(Written instruction) Search the material and gather each line with "határozattervezeteket" in it.

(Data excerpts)
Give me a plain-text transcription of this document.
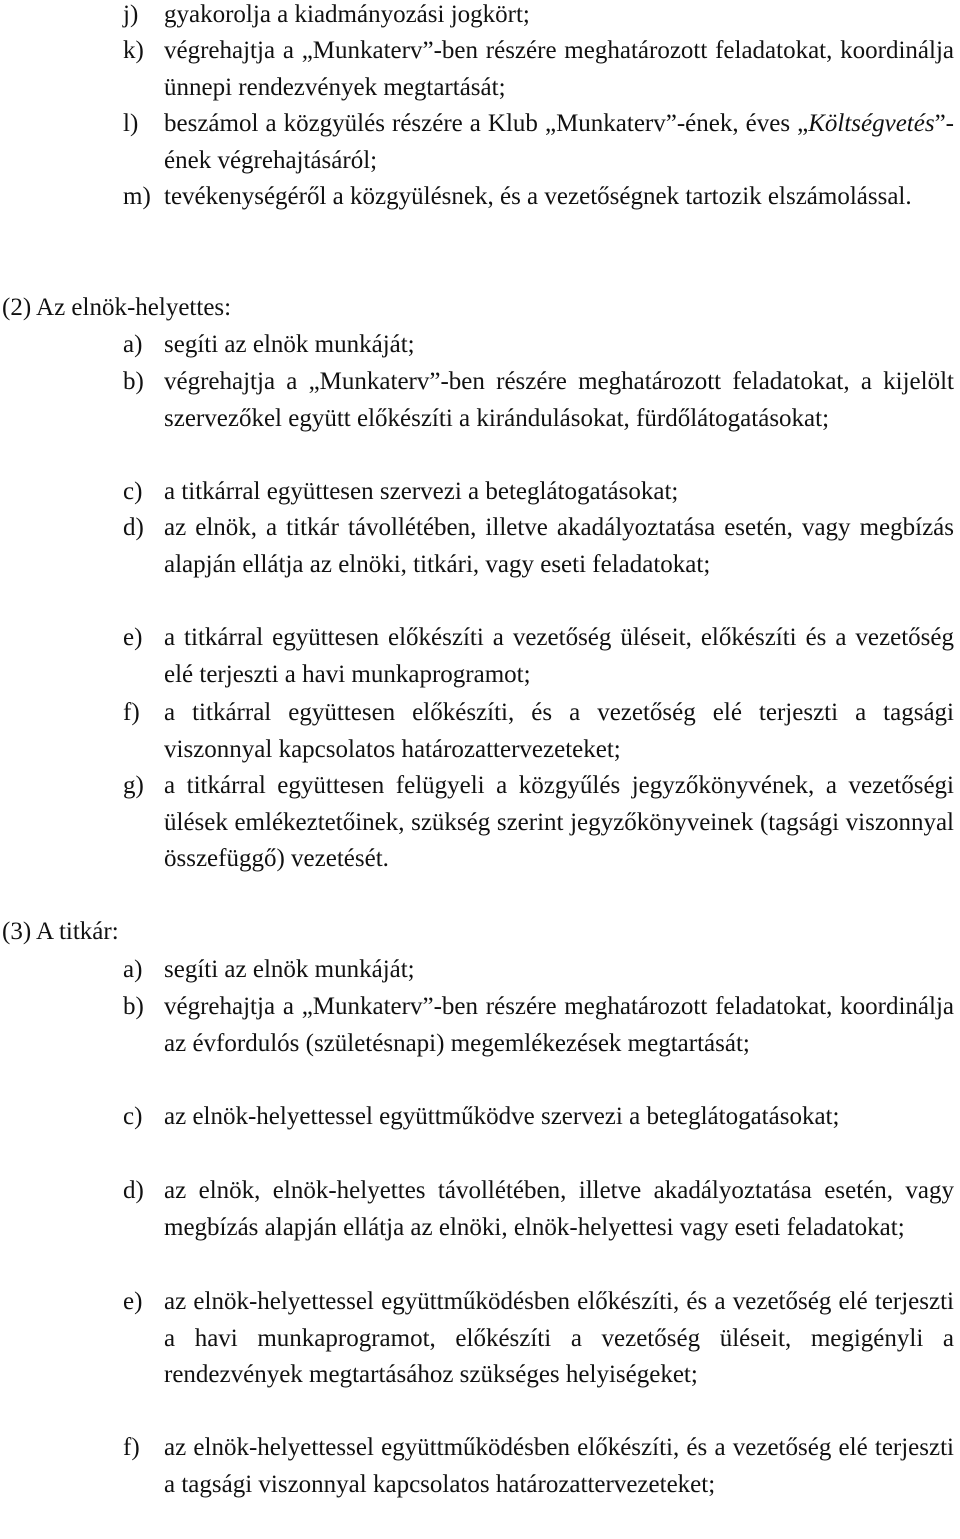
j) gyakorolja a kiadmányozási jogkört;
k) végrehajtja a „Munkaterv”-ben részére meghatározott feladatokat, koordinálja ünnepi rendezvények megtartását;
l) beszámol a közgyülés részére a Klub „Munkaterv”-ének, éves „Költségvetés”-ének végrehajtásáról;
m) tevékenységéről a közgyülésnek, és a vezetőségnek tartozik elszámolással.
(2) Az elnök-helyettes:
a) segíti az elnök munkáját;
b) végrehajtja a „Munkaterv”-ben részére meghatározott feladatokat, a kijelölt szervezőkel együtt előkészíti a kirándulásokat, fürdőlátogatásokat;
c) a titkárral együttesen szervezi a beteglátogatásokat;
d) az elnök, a titkár távollétében, illetve akadályoztatása esetén, vagy megbízás alapján ellátja az elnöki, titkári, vagy eseti feladatokat;
e) a titkárral együttesen előkészíti a vezetőség üléseit, előkészíti és a vezetőség elé terjeszti a havi munkaprogramot;
f) a titkárral együttesen előkészíti, és a vezetőség elé terjeszti a tagsági viszonnyal kapcsolatos határozattervezeteket;
g) a titkárral együttesen felügyeli a közgyűlés jegyzőkönyvének, a vezetőségi ülések emlékeztetőinek, szükség szerint jegyzőkönyveinek (tagsági viszonnyal összefüggő) vezetését.
(3) A titkár:
a) segíti az elnök munkáját;
b) végrehajtja a „Munkaterv”-ben részére meghatározott feladatokat, koordinálja az évfordulós (születésnapi) megemlékezések megtartását;
c) az elnök-helyettessel együttműködve szervezi a beteglátogatásokat;
d) az elnök, elnök-helyettes távollétében, illetve akadályoztatása esetén, vagy megbízás alapján ellátja az elnöki, elnök-helyettesi vagy eseti feladatokat;
e) az elnök-helyettessel együttműködésben előkészíti, és a vezetőség elé terjeszti a havi munkaprogramot, előkészíti a vezetőség üléseit, megigényli a rendezvények megtartásához szükséges helyiségeket;
f) az elnök-helyettessel együttműködésben előkészíti, és a vezetőség elé terjeszti a tagsági viszonnyal kapcsolatos határozattervezeteket;
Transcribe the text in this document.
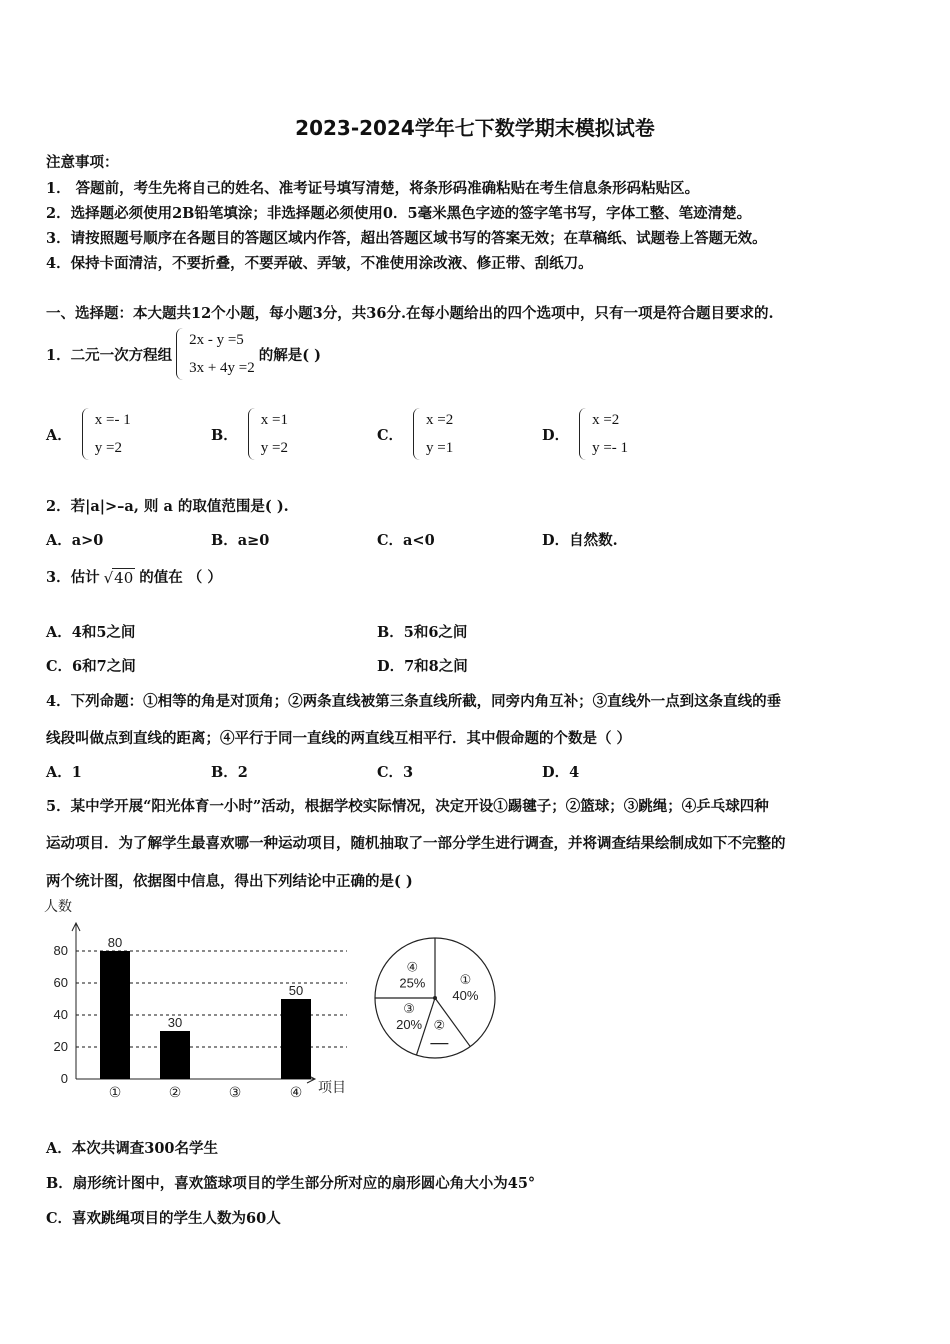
2023-2024学年七下数学期末模拟试卷
注意事项：
1． 答题前，考生先将自己的姓名、准考证号填写清楚，将条形码准确粘贴在考生信息条形码粘贴区。
2．选择题必须使用2B铅笔填涂；非选择题必须使用0．5毫米黑色字迹的签字笔书写，字体工整、笔迹清楚。
3．请按照题号顺序在各题目的答题区域内作答，超出答题区域书写的答案无效；在草稿纸、试题卷上答题无效。
4．保持卡面清洁，不要折叠，不要弄破、弄皱，不准使用涂改液、修正带、刮纸刀。
一、选择题：本大题共12个小题，每小题3分，共36分.在每小题给出的四个选项中，只有一项是符合题目要求的.
1．二元一次方程组
2x - y =5
3x + 4y =2
的解是( )
A．
x =- 1
y =2
B．
x =1
y =2
C．
x =2
y =1
D．
x =2
y =- 1
2．若|a|>–a, 则 a 的取值范围是( ).
A．a>0	B．a≥0	C．a<0	D．自然数.
3．估计 √40 的值在 （ ）
A．4和5之间	B．5和6之间
C．6和7之间	D．7和8之间
4．下列命题：①相等的角是对顶角；②两条直线被第三条直线所截，同旁内角互补；③直线外一点到这条直线的垂
线段叫做点到直线的距离；④平行于同一直线的两直线互相平行．其中假命题的个数是（ ）
A．1	B．2	C．3	D．4
5．某中学开展“阳光体育一小时”活动，根据学校实际情况，决定开设①踢毽子；②篮球；③跳绳；④乒乓球四种
运动项目．为了解学生最喜欢哪一种运动项目，随机抽取了一部分学生进行调查，并将调查结果绘制成如下不完整的
两个统计图，依据图中信息，得出下列结论中正确的是( )
人数
项目
0
20
40
60
80
80
①
30
②	③
50
④
①
40%
②
③
20%
④
25%
A．本次共调查300名学生
B．扇形统计图中，喜欢篮球项目的学生部分所对应的扇形圆心角大小为45°
C．喜欢跳绳项目的学生人数为60人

(Complete response)
f) a titkárral együttesen előkészíti, és a vezetőség elé terjeszti a tagsági viszonnyal kapcsolatos határozattervezeteket;
f) az elnök-helyettessel együttműködésben előkészíti, és a vezetőség elé terjeszti a tagsági viszonnyal kapcsolatos határozattervezeteket;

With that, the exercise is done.